## What this task involves
Give an exact copy of every line, leaving images out.

++++ Dataset excerpts

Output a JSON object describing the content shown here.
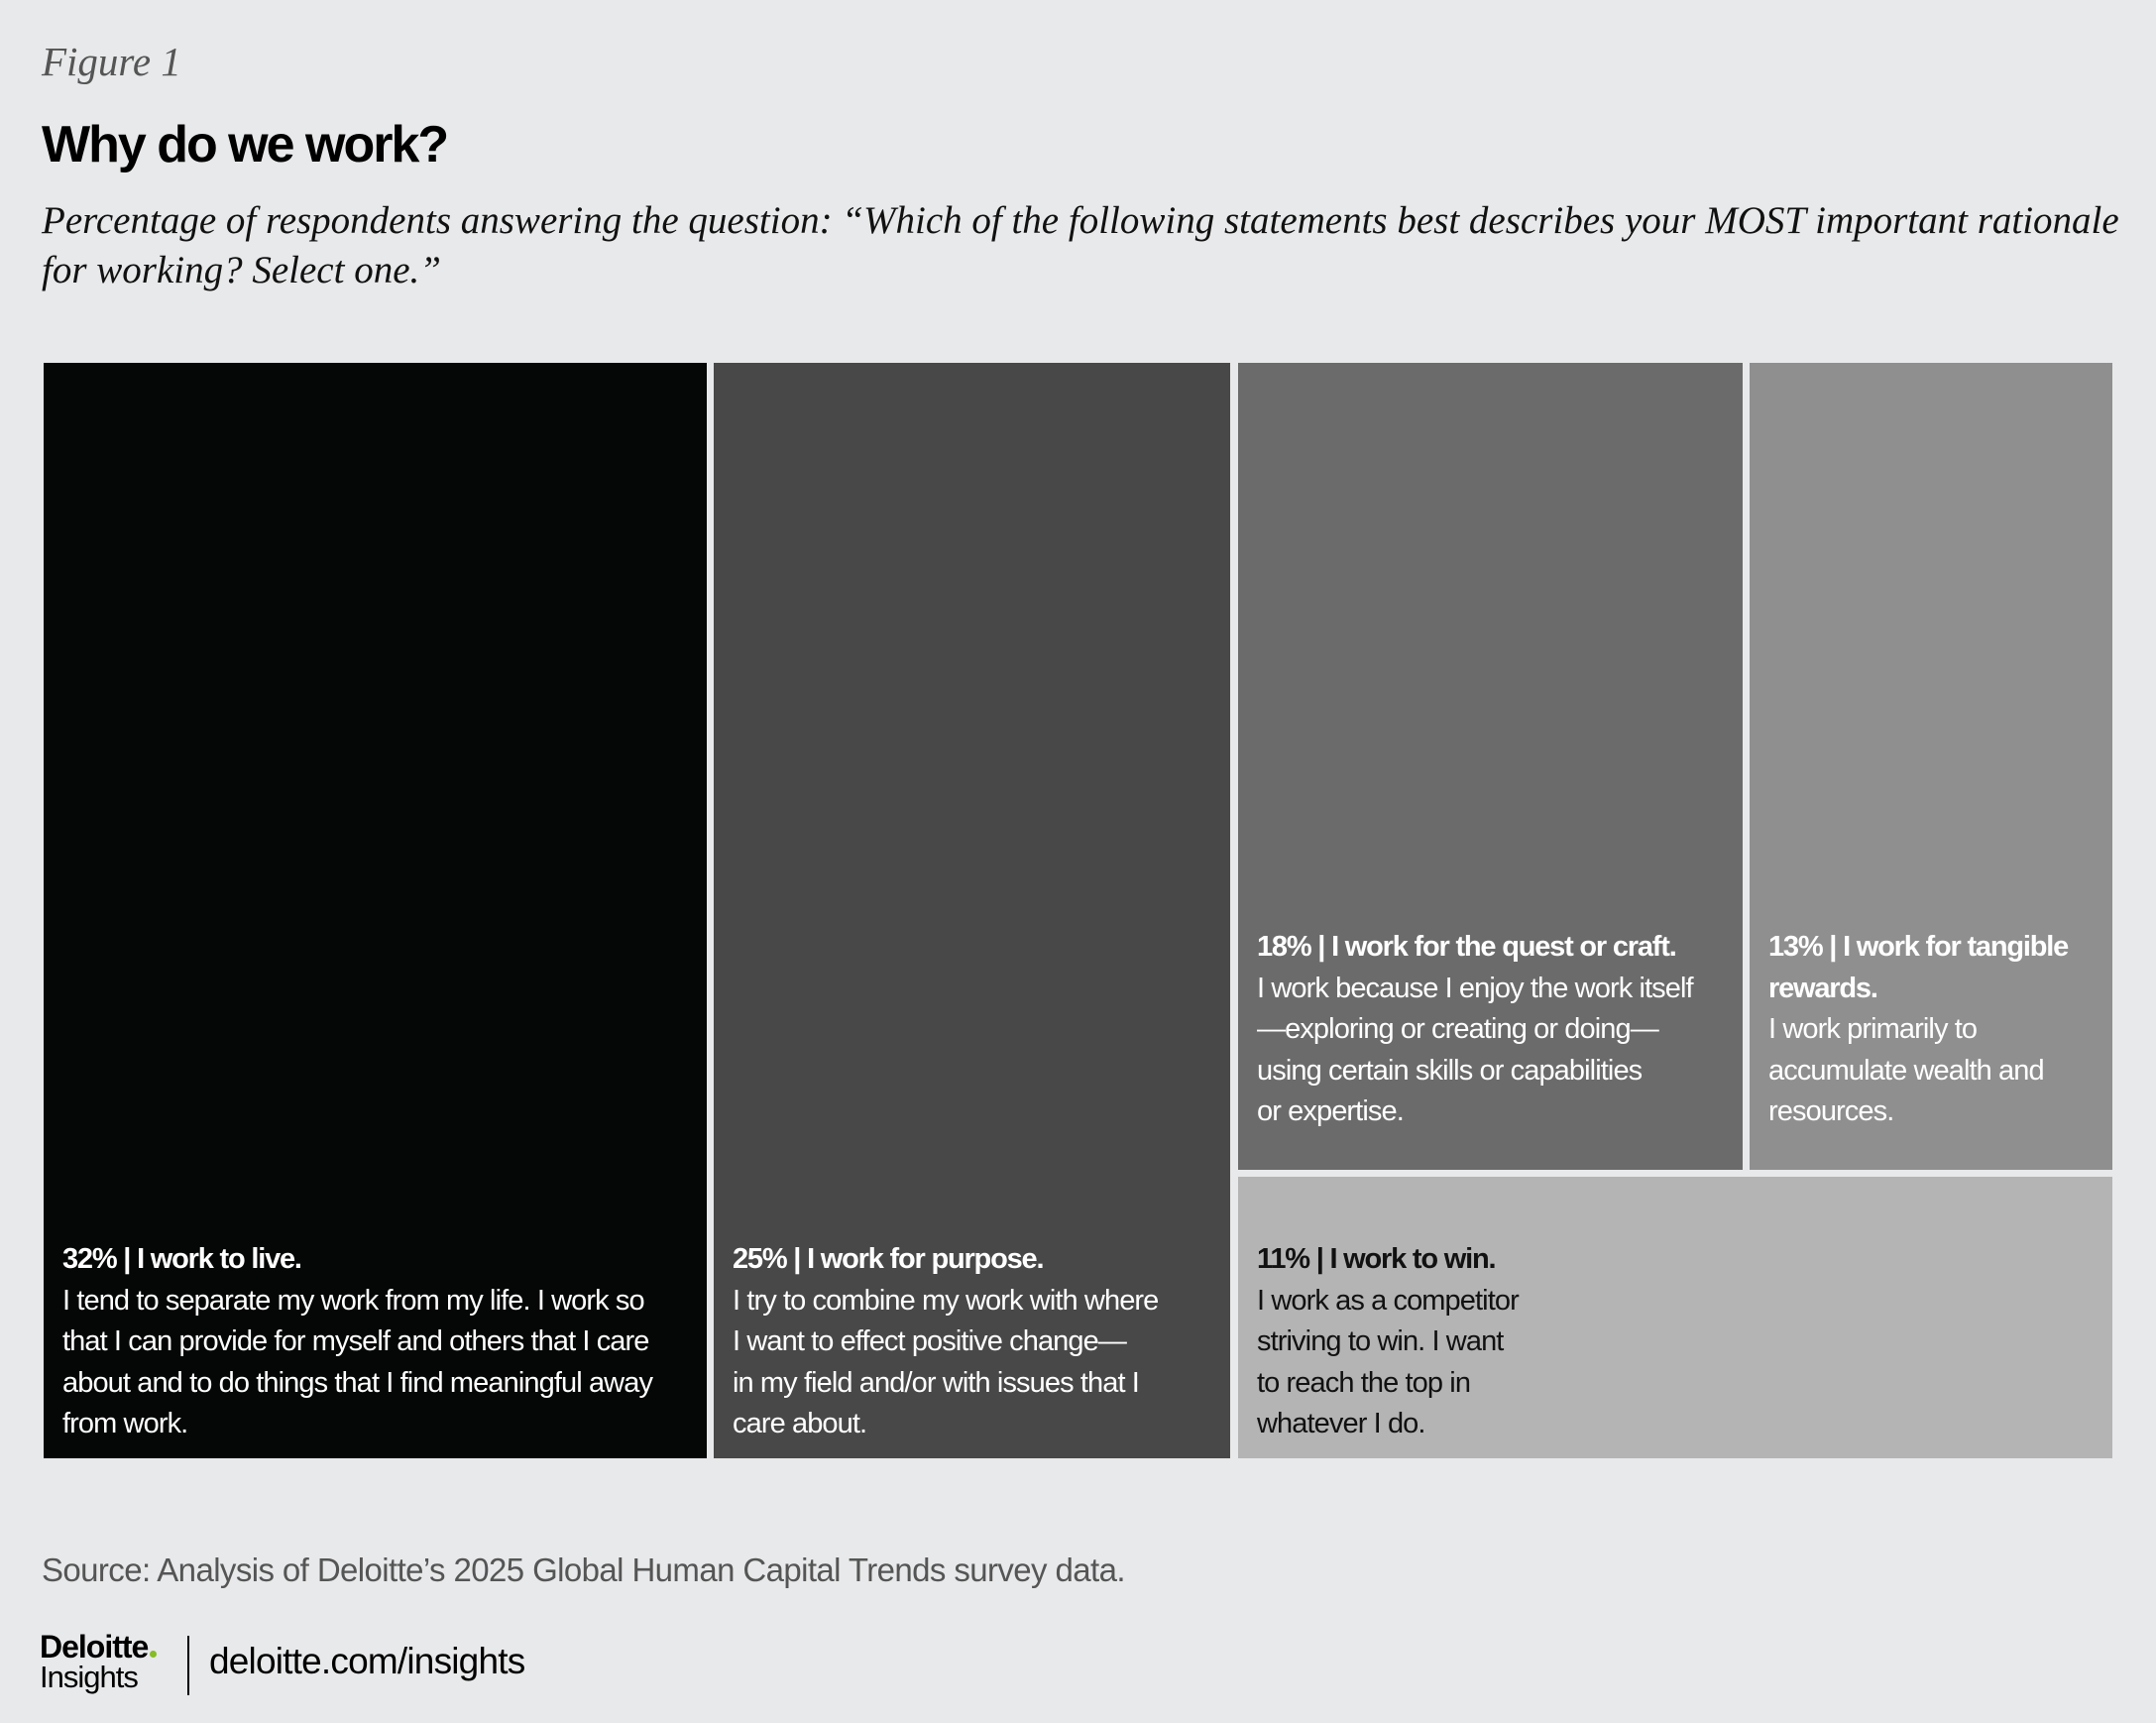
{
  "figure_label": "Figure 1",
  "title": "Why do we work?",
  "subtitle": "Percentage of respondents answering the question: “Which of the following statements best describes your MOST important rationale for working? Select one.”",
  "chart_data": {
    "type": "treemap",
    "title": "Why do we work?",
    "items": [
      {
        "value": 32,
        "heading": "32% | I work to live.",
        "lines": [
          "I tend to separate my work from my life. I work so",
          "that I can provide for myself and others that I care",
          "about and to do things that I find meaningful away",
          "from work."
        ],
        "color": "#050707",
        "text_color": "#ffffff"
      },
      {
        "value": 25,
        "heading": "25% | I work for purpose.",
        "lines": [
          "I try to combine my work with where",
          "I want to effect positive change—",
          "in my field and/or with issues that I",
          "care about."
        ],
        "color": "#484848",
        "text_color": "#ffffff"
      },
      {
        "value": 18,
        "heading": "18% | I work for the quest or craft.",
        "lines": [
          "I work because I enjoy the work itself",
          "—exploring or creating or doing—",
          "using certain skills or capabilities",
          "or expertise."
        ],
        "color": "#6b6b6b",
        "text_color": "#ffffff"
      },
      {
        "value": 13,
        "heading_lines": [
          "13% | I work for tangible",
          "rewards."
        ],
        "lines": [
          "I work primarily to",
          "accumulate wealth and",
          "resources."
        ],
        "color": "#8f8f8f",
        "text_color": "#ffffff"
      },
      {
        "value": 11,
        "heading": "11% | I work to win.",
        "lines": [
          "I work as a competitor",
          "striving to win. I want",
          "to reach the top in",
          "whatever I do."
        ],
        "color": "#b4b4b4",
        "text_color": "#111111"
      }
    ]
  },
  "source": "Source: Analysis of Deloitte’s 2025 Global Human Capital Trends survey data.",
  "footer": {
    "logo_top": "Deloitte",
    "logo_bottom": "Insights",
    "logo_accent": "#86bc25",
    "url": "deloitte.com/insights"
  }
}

++++++++

## Reply to the task
Output a JSON object describing the content shown here.
{
  "figure_label": "Figure 1",
  "title": "Why do we work?",
  "subtitle": "Percentage of respondents answering the question: “Which of the following statements best describes your MOST important rationale for working? Select one.”",
  "chart_data": {
    "type": "treemap",
    "title": "Why do we work?",
    "items": [
      {
        "value": 32,
        "heading": "32% | I work to live.",
        "lines": [
          "I tend to separate my work from my life. I work so",
          "that I can provide for myself and others that I care",
          "about and to do things that I find meaningful away",
          "from work."
        ],
        "color": "#050707",
        "text_color": "#ffffff"
      },
      {
        "value": 25,
        "heading": "25% | I work for purpose.",
        "lines": [
          "I try to combine my work with where",
          "I want to effect positive change—",
          "in my field and/or with issues that I",
          "care about."
        ],
        "color": "#484848",
        "text_color": "#ffffff"
      },
      {
        "value": 18,
        "heading": "18% | I work for the quest or craft.",
        "lines": [
          "I work because I enjoy the work itself",
          "—exploring or creating or doing—",
          "using certain skills or capabilities",
          "or expertise."
        ],
        "color": "#6b6b6b",
        "text_color": "#ffffff"
      },
      {
        "value": 13,
        "heading_lines": [
          "13% | I work for tangible",
          "rewards."
        ],
        "lines": [
          "I work primarily to",
          "accumulate wealth and",
          "resources."
        ],
        "color": "#8f8f8f",
        "text_color": "#ffffff"
      },
      {
        "value": 11,
        "heading": "11% | I work to win.",
        "lines": [
          "I work as a competitor",
          "striving to win. I want",
          "to reach the top in",
          "whatever I do."
        ],
        "color": "#b4b4b4",
        "text_color": "#111111"
      }
    ]
  },
  "source": "Source: Analysis of Deloitte’s 2025 Global Human Capital Trends survey data.",
  "footer": {
    "logo_top": "Deloitte",
    "logo_bottom": "Insights",
    "logo_accent": "#86bc25",
    "url": "deloitte.com/insights"
  }
}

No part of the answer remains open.